• _Instructions for the task_
Your task is to transcribe all of the data below exactly, omitting the images.

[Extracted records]
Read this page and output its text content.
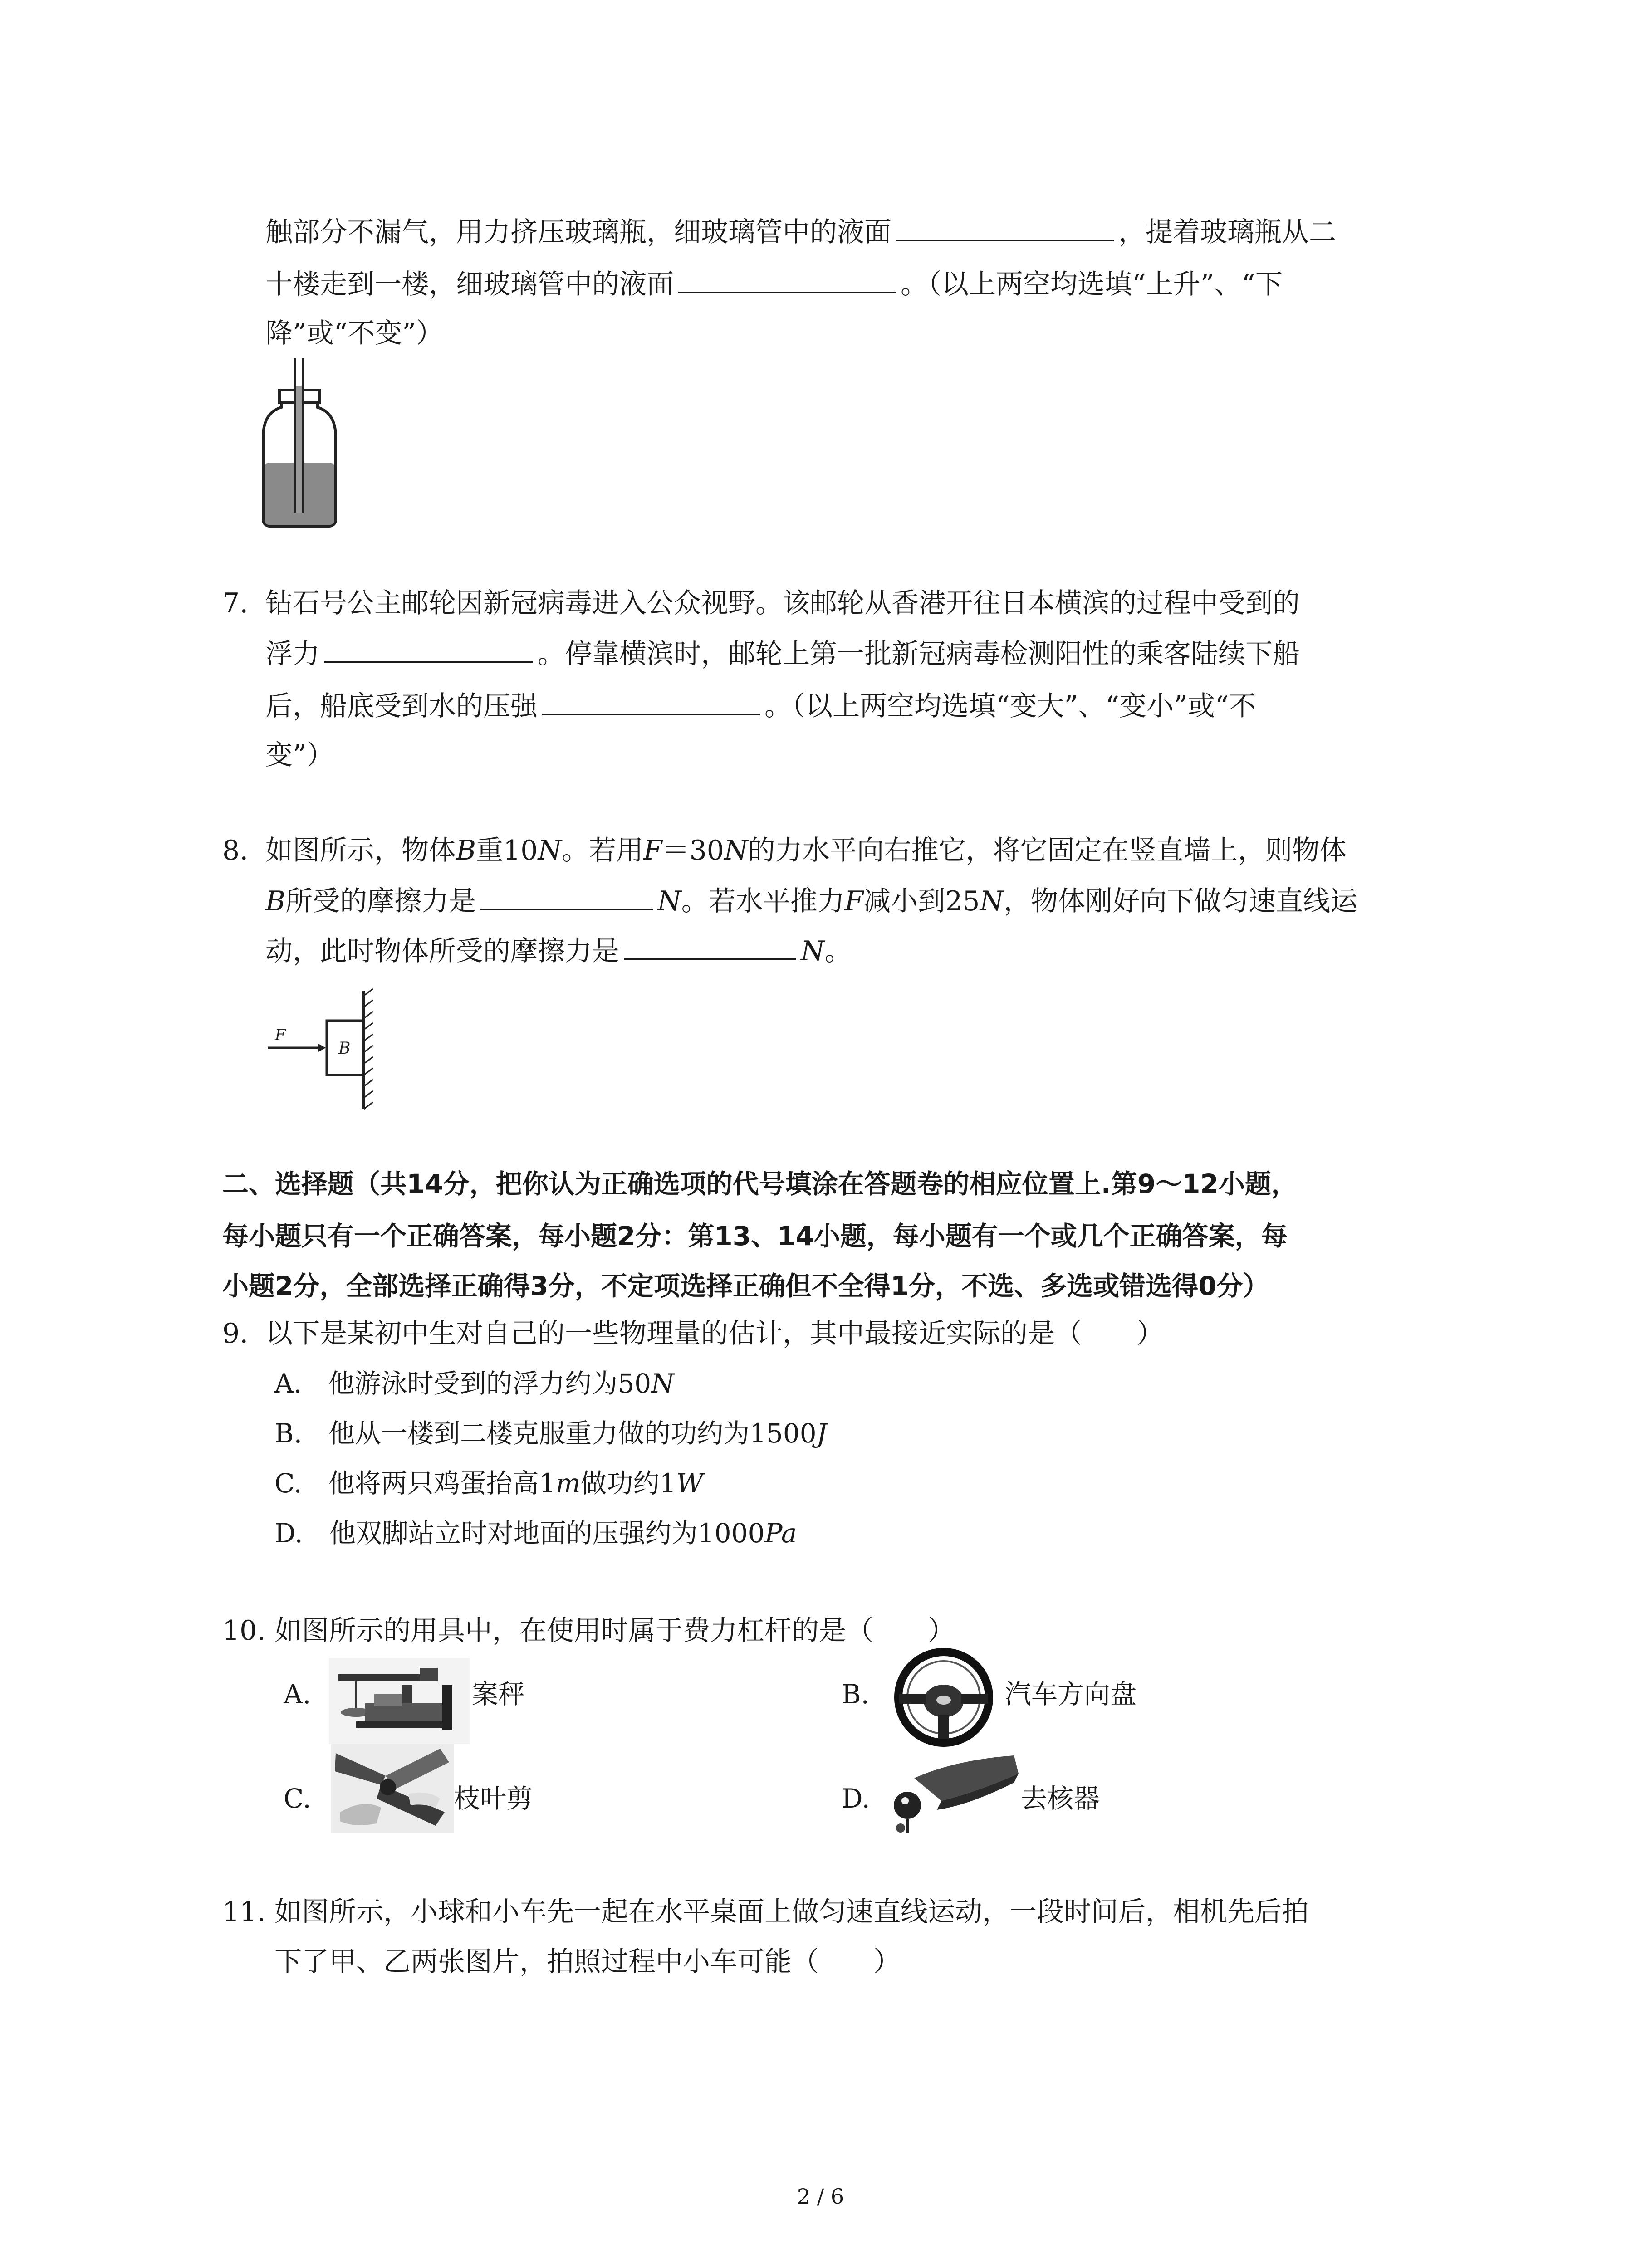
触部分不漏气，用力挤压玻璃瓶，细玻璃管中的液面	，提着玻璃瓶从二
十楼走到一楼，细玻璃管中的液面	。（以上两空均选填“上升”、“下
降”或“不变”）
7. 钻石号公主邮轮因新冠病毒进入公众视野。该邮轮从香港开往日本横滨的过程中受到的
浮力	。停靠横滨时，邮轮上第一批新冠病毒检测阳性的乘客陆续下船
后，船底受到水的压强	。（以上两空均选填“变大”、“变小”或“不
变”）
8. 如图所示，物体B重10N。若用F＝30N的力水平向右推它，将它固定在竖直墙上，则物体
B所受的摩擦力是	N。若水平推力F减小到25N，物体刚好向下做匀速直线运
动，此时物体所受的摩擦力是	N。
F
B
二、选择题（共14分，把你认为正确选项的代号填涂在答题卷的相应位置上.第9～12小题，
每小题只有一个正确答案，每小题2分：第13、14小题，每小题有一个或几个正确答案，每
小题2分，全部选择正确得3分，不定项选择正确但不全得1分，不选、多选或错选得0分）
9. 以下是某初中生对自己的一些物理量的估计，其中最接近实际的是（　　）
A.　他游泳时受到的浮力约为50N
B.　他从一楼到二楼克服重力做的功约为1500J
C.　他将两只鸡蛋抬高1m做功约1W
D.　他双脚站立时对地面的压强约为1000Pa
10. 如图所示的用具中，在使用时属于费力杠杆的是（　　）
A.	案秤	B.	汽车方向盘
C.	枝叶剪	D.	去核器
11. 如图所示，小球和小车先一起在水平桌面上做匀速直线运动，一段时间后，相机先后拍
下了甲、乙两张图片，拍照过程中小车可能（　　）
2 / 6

• _Solution below_
Read this page and output its text content.
触部分不漏气，用力挤压玻璃瓶，细玻璃管中的液面	，提着玻璃瓶从二
十楼走到一楼，细玻璃管中的液面	。（以上两空均选填“上升”、“下
降”或“不变”）
7. 钻石号公主邮轮因新冠病毒进入公众视野。该邮轮从香港开往日本横滨的过程中受到的
浮力	。停靠横滨时，邮轮上第一批新冠病毒检测阳性的乘客陆续下船
后，船底受到水的压强	。（以上两空均选填“变大”、“变小”或“不
变”）
8. 如图所示，物体B重10N。若用F＝30N的力水平向右推它，将它固定在竖直墙上，则物体
B所受的摩擦力是	N。若水平推力F减小到25N，物体刚好向下做匀速直线运
动，此时物体所受的摩擦力是	N。
F
B
二、选择题（共14分，把你认为正确选项的代号填涂在答题卷的相应位置上.第9～12小题，
每小题只有一个正确答案，每小题2分：第13、14小题，每小题有一个或几个正确答案，每
小题2分，全部选择正确得3分，不定项选择正确但不全得1分，不选、多选或错选得0分）
9. 以下是某初中生对自己的一些物理量的估计，其中最接近实际的是（　　）
A.　他游泳时受到的浮力约为50N
B.　他从一楼到二楼克服重力做的功约为1500J
C.　他将两只鸡蛋抬高1m做功约1W
D.　他双脚站立时对地面的压强约为1000Pa
10. 如图所示的用具中，在使用时属于费力杠杆的是（　　）
A.	案秤	B.	汽车方向盘
C.	枝叶剪	D.	去核器
11. 如图所示，小球和小车先一起在水平桌面上做匀速直线运动，一段时间后，相机先后拍
下了甲、乙两张图片，拍照过程中小车可能（　　）
2 / 6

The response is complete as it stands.